# START OF PROVIDED DATA

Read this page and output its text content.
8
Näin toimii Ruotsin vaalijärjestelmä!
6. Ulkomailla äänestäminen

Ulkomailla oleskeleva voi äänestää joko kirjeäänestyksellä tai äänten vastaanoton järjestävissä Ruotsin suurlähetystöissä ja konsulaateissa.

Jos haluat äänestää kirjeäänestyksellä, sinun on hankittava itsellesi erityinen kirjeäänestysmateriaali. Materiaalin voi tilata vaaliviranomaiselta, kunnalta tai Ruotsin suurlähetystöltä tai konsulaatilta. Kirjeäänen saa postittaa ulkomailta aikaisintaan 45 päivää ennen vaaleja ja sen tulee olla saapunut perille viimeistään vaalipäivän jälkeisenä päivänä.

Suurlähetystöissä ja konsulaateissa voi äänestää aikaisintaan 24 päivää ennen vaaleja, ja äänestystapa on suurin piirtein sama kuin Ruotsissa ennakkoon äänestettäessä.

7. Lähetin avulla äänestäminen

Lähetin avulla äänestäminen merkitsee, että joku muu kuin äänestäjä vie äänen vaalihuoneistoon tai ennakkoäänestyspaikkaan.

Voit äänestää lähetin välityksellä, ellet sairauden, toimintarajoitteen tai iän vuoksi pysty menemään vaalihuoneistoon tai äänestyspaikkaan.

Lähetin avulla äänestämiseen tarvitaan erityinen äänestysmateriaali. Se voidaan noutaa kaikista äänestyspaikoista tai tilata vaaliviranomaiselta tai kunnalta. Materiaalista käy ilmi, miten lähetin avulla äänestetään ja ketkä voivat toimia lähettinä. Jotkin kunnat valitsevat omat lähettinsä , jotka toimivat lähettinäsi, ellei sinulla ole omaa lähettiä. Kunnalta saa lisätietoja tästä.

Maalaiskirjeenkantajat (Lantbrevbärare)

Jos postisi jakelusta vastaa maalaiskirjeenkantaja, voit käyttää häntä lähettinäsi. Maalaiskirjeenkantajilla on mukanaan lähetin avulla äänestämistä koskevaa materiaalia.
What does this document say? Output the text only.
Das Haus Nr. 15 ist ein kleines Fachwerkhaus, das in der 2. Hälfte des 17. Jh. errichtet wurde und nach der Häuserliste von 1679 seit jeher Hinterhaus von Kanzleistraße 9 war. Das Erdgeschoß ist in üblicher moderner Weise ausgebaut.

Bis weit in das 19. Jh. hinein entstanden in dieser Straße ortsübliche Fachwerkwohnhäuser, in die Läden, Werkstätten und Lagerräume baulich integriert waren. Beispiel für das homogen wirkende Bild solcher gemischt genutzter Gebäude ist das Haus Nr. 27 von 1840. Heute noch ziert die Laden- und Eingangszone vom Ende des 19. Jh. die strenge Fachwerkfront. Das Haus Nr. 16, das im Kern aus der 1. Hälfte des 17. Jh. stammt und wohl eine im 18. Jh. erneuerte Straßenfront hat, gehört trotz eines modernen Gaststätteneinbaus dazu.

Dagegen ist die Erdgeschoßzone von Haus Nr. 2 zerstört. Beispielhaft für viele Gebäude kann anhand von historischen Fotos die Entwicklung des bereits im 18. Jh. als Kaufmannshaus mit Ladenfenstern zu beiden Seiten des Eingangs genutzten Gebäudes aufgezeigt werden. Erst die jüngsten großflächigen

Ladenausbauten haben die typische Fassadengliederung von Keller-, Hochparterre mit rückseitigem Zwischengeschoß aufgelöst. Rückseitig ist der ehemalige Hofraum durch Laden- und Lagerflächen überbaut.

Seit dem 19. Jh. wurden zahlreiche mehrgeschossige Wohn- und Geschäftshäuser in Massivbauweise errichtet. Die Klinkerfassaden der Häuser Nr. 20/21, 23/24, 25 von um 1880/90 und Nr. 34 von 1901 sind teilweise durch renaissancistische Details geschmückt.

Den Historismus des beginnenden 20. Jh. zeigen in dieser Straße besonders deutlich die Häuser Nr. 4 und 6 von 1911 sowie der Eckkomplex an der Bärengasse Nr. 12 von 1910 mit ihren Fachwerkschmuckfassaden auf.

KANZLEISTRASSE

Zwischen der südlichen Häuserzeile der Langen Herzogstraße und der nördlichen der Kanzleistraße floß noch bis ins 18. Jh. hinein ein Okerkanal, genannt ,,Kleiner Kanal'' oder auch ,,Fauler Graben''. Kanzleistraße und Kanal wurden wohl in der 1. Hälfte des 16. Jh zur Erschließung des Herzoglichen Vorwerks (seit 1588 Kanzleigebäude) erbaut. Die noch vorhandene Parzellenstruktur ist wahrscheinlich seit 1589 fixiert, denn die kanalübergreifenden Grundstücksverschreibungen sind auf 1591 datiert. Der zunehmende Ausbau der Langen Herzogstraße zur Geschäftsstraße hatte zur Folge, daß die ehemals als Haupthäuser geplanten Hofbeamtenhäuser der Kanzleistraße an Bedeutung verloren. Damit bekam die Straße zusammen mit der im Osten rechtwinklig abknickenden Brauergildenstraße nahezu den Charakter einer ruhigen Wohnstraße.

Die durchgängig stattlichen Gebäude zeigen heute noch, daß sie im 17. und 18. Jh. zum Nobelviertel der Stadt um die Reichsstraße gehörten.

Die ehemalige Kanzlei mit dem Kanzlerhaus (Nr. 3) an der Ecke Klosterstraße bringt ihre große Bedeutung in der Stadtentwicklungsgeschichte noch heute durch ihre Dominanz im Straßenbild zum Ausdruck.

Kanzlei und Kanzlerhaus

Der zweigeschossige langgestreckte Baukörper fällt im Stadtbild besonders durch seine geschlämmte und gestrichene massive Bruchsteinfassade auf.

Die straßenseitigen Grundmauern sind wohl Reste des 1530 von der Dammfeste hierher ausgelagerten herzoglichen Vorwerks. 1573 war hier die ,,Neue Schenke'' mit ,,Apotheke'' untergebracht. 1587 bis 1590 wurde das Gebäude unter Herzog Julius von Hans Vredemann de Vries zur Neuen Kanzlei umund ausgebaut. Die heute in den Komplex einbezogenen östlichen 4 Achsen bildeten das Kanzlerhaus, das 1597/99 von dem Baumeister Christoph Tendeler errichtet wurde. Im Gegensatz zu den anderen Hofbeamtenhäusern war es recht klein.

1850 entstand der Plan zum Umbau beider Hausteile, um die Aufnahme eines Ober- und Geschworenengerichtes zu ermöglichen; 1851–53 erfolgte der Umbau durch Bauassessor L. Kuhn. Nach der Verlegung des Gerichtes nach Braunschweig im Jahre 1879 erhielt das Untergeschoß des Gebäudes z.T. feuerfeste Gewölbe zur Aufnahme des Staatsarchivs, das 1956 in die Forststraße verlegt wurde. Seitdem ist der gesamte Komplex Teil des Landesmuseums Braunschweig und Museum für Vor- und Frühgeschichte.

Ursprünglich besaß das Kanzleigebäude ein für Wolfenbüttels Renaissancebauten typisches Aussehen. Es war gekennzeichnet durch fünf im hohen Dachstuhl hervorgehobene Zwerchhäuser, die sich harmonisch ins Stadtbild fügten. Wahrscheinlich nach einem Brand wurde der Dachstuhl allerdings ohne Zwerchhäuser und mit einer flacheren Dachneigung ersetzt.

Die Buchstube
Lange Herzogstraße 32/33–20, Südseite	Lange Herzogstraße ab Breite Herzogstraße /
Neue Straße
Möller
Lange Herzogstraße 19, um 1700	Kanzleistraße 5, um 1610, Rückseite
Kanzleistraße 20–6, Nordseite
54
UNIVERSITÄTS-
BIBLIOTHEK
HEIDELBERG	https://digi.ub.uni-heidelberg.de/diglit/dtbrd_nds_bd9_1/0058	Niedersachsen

# END OF PROVIDED DATA

WHAT IS EXPECTED: Can you give every line above again, exactly as written?

WRITTEN SOLUTION:
Read this page and output its text content.
8
Näin toimii Ruotsin vaalijärjestelmä!
6. Ulkomailla äänestäminen

Ulkomailla oleskeleva voi äänestää joko kirjeäänestyksellä tai äänten vastaanoton järjestävissä Ruotsin suurlähetystöissä ja konsulaateissa.

Jos haluat äänestää kirjeäänestyksellä, sinun on hankittava itsellesi erityinen kirjeäänestysmateriaali. Materiaalin voi tilata vaaliviranomaiselta, kunnalta tai Ruotsin suurlähetystöltä tai konsulaatilta. Kirjeäänen saa postittaa ulkomailta aikaisintaan 45 päivää ennen vaaleja ja sen tulee olla saapunut perille viimeistään vaalipäivän jälkeisenä päivänä.

Suurlähetystöissä ja konsulaateissa voi äänestää aikaisintaan 24 päivää ennen vaaleja, ja äänestystapa on suurin piirtein sama kuin Ruotsissa ennakkoon äänestettäessä.

7. Lähetin avulla äänestäminen

Lähetin avulla äänestäminen merkitsee, että joku muu kuin äänestäjä vie äänen vaalihuoneistoon tai ennakkoäänestyspaikkaan.

Voit äänestää lähetin välityksellä, ellet sairauden, toimintarajoitteen tai iän vuoksi pysty menemään vaalihuoneistoon tai äänestyspaikkaan.

Lähetin avulla äänestämiseen tarvitaan erityinen äänestysmateriaali. Se voidaan noutaa kaikista äänestyspaikoista tai tilata vaaliviranomaiselta tai kunnalta. Materiaalista käy ilmi, miten lähetin avulla äänestetään ja ketkä voivat toimia lähettinä. Jotkin kunnat valitsevat omat lähettinsä , jotka toimivat lähettinäsi, ellei sinulla ole omaa lähettiä. Kunnalta saa lisätietoja tästä.

Maalaiskirjeenkantajat (Lantbrevbärare)

Jos postisi jakelusta vastaa maalaiskirjeenkantaja, voit käyttää häntä lähettinäsi. Maalaiskirjeenkantajilla on mukanaan lähetin avulla äänestämistä koskevaa materiaalia.
What does this document say? Output the text only.
Das Haus Nr. 15 ist ein kleines Fachwerkhaus, das in der 2. Hälfte des 17. Jh. errichtet wurde und nach der Häuserliste von 1679 seit jeher Hinterhaus von Kanzleistraße 9 war. Das Erdgeschoß ist in üblicher moderner Weise ausgebaut.

Bis weit in das 19. Jh. hinein entstanden in dieser Straße ortsübliche Fachwerkwohnhäuser, in die Läden, Werkstätten und Lagerräume baulich integriert waren. Beispiel für das homogen wirkende Bild solcher gemischt genutzter Gebäude ist das Haus Nr. 27 von 1840. Heute noch ziert die Laden- und Eingangszone vom Ende des 19. Jh. die strenge Fachwerkfront. Das Haus Nr. 16, das im Kern aus der 1. Hälfte des 17. Jh. stammt und wohl eine im 18. Jh. erneuerte Straßenfront hat, gehört trotz eines modernen Gaststätteneinbaus dazu.

Dagegen ist die Erdgeschoßzone von Haus Nr. 2 zerstört. Beispielhaft für viele Gebäude kann anhand von historischen Fotos die Entwicklung des bereits im 18. Jh. als Kaufmannshaus mit Ladenfenstern zu beiden Seiten des Eingangs genutzten Gebäudes aufgezeigt werden. Erst die jüngsten großflächigen

Ladenausbauten haben die typische Fassadengliederung von Keller-, Hochparterre mit rückseitigem Zwischengeschoß aufgelöst. Rückseitig ist der ehemalige Hofraum durch Laden- und Lagerflächen überbaut.

Seit dem 19. Jh. wurden zahlreiche mehrgeschossige Wohn- und Geschäftshäuser in Massivbauweise errichtet. Die Klinkerfassaden der Häuser Nr. 20/21, 23/24, 25 von um 1880/90 und Nr. 34 von 1901 sind teilweise durch renaissancistische Details geschmückt.

Den Historismus des beginnenden 20. Jh. zeigen in dieser Straße besonders deutlich die Häuser Nr. 4 und 6 von 1911 sowie der Eckkomplex an der Bärengasse Nr. 12 von 1910 mit ihren Fachwerkschmuckfassaden auf.

KANZLEISTRASSE

Zwischen der südlichen Häuserzeile der Langen Herzogstraße und der nördlichen der Kanzleistraße floß noch bis ins 18. Jh. hinein ein Okerkanal, genannt ,,Kleiner Kanal'' oder auch ,,Fauler Graben''. Kanzleistraße und Kanal wurden wohl in der 1. Hälfte des 16. Jh zur Erschließung des Herzoglichen Vorwerks (seit 1588 Kanzleigebäude) erbaut. Die noch vorhandene Parzellenstruktur ist wahrscheinlich seit 1589 fixiert, denn die kanalübergreifenden Grundstücksverschreibungen sind auf 1591 datiert. Der zunehmende Ausbau der Langen Herzogstraße zur Geschäftsstraße hatte zur Folge, daß die ehemals als Haupthäuser geplanten Hofbeamtenhäuser der Kanzleistraße an Bedeutung verloren. Damit bekam die Straße zusammen mit der im Osten rechtwinklig abknickenden Brauergildenstraße nahezu den Charakter einer ruhigen Wohnstraße.

Die durchgängig stattlichen Gebäude zeigen heute noch, daß sie im 17. und 18. Jh. zum Nobelviertel der Stadt um die Reichsstraße gehörten.

Die ehemalige Kanzlei mit dem Kanzlerhaus (Nr. 3) an der Ecke Klosterstraße bringt ihre große Bedeutung in der Stadtentwicklungsgeschichte noch heute durch ihre Dominanz im Straßenbild zum Ausdruck.

Kanzlei und Kanzlerhaus

Der zweigeschossige langgestreckte Baukörper fällt im Stadtbild besonders durch seine geschlämmte und gestrichene massive Bruchsteinfassade auf.

Die straßenseitigen Grundmauern sind wohl Reste des 1530 von der Dammfeste hierher ausgelagerten herzoglichen Vorwerks. 1573 war hier die ,,Neue Schenke'' mit ,,Apotheke'' untergebracht. 1587 bis 1590 wurde das Gebäude unter Herzog Julius von Hans Vredemann de Vries zur Neuen Kanzlei umund ausgebaut. Die heute in den Komplex einbezogenen östlichen 4 Achsen bildeten das Kanzlerhaus, das 1597/99 von dem Baumeister Christoph Tendeler errichtet wurde. Im Gegensatz zu den anderen Hofbeamtenhäusern war es recht klein.

1850 entstand der Plan zum Umbau beider Hausteile, um die Aufnahme eines Ober- und Geschworenengerichtes zu ermöglichen; 1851–53 erfolgte der Umbau durch Bauassessor L. Kuhn. Nach der Verlegung des Gerichtes nach Braunschweig im Jahre 1879 erhielt das Untergeschoß des Gebäudes z.T. feuerfeste Gewölbe zur Aufnahme des Staatsarchivs, das 1956 in die Forststraße verlegt wurde. Seitdem ist der gesamte Komplex Teil des Landesmuseums Braunschweig und Museum für Vor- und Frühgeschichte.

Ursprünglich besaß das Kanzleigebäude ein für Wolfenbüttels Renaissancebauten typisches Aussehen. Es war gekennzeichnet durch fünf im hohen Dachstuhl hervorgehobene Zwerchhäuser, die sich harmonisch ins Stadtbild fügten. Wahrscheinlich nach einem Brand wurde der Dachstuhl allerdings ohne Zwerchhäuser und mit einer flacheren Dachneigung ersetzt.

Die Buchstube
Lange Herzogstraße 32/33–20, Südseite	Lange Herzogstraße ab Breite Herzogstraße /
Neue Straße
Möller
Lange Herzogstraße 19, um 1700	Kanzleistraße 5, um 1610, Rückseite
Kanzleistraße 20–6, Nordseite
54
UNIVERSITÄTS-
BIBLIOTHEK
HEIDELBERG	https://digi.ub.uni-heidelberg.de/diglit/dtbrd_nds_bd9_1/0058	Niedersachsen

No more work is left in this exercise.